▸ **Exercise details**
Copy the lines of material below without any changes.

>> START Stored data

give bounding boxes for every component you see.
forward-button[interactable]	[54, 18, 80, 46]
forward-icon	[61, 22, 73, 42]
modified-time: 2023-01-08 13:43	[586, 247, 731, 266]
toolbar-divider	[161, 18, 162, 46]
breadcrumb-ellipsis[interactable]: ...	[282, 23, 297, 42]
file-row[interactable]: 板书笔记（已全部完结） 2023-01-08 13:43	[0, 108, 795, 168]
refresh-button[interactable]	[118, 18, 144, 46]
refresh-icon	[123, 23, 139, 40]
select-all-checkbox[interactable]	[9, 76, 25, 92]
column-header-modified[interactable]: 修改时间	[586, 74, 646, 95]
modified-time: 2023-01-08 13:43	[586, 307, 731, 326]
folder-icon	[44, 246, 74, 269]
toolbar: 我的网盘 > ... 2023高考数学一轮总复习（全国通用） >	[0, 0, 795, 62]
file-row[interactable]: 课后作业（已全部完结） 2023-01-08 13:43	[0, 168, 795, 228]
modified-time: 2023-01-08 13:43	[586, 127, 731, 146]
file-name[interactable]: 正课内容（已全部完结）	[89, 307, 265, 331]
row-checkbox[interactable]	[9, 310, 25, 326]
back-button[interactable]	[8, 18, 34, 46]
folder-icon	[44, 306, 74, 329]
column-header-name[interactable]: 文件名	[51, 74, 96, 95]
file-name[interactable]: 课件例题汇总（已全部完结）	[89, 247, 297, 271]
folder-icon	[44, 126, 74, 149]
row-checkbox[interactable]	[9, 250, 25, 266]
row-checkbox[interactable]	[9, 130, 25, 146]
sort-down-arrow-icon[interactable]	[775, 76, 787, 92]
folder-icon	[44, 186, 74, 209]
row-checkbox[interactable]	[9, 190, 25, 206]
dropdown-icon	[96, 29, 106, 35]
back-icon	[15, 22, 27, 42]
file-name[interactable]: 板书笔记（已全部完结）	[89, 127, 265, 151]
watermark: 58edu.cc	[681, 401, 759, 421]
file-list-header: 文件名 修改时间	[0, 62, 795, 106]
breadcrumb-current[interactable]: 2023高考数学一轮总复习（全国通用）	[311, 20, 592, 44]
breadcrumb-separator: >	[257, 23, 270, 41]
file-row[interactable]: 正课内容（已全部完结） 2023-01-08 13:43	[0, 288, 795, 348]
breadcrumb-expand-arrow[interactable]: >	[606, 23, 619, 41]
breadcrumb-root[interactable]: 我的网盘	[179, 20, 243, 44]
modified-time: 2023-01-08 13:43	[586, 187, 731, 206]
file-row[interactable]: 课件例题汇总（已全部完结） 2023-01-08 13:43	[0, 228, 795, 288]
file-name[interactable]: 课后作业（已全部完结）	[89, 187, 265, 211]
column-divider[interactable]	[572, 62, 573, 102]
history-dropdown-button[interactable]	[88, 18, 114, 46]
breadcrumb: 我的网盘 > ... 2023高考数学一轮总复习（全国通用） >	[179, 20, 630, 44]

>> END Stored data

▸ **Result**
give bounding boxes for every component you see.
forward-button[interactable]	[54, 18, 80, 46]
forward-icon	[61, 22, 73, 42]
modified-time: 2023-01-08 13:43	[586, 247, 731, 266]
toolbar-divider	[161, 18, 162, 46]
breadcrumb-ellipsis[interactable]: ...	[282, 23, 297, 42]
file-row[interactable]: 板书笔记（已全部完结） 2023-01-08 13:43	[0, 108, 795, 168]
refresh-button[interactable]	[118, 18, 144, 46]
refresh-icon	[123, 23, 139, 40]
select-all-checkbox[interactable]	[9, 76, 25, 92]
column-header-modified[interactable]: 修改时间	[586, 74, 646, 95]
modified-time: 2023-01-08 13:43	[586, 307, 731, 326]
folder-icon	[44, 246, 74, 269]
toolbar: 我的网盘 > ... 2023高考数学一轮总复习（全国通用） >	[0, 0, 795, 62]
file-row[interactable]: 课后作业（已全部完结） 2023-01-08 13:43	[0, 168, 795, 228]
modified-time: 2023-01-08 13:43	[586, 127, 731, 146]
file-name[interactable]: 正课内容（已全部完结）	[89, 307, 265, 331]
row-checkbox[interactable]	[9, 310, 25, 326]
back-button[interactable]	[8, 18, 34, 46]
folder-icon	[44, 306, 74, 329]
column-header-name[interactable]: 文件名	[51, 74, 96, 95]
file-name[interactable]: 课件例题汇总（已全部完结）	[89, 247, 297, 271]
folder-icon	[44, 126, 74, 149]
row-checkbox[interactable]	[9, 250, 25, 266]
row-checkbox[interactable]	[9, 130, 25, 146]
sort-down-arrow-icon[interactable]	[775, 76, 787, 92]
folder-icon	[44, 186, 74, 209]
row-checkbox[interactable]	[9, 190, 25, 206]
dropdown-icon	[96, 29, 106, 35]
back-icon	[15, 22, 27, 42]
file-name[interactable]: 板书笔记（已全部完结）	[89, 127, 265, 151]
watermark: 58edu.cc	[681, 401, 759, 421]
file-list-header: 文件名 修改时间	[0, 62, 795, 106]
breadcrumb-current[interactable]: 2023高考数学一轮总复习（全国通用）	[311, 20, 592, 44]
breadcrumb-separator: >	[257, 23, 270, 41]
file-row[interactable]: 正课内容（已全部完结） 2023-01-08 13:43	[0, 288, 795, 348]
breadcrumb-expand-arrow[interactable]: >	[606, 23, 619, 41]
breadcrumb-root[interactable]: 我的网盘	[179, 20, 243, 44]
modified-time: 2023-01-08 13:43	[586, 187, 731, 206]
file-row[interactable]: 课件例题汇总（已全部完结） 2023-01-08 13:43	[0, 228, 795, 288]
file-name[interactable]: 课后作业（已全部完结）	[89, 187, 265, 211]
column-divider[interactable]	[572, 62, 573, 102]
history-dropdown-button[interactable]	[88, 18, 114, 46]
breadcrumb: 我的网盘 > ... 2023高考数学一轮总复习（全国通用） >	[179, 20, 630, 44]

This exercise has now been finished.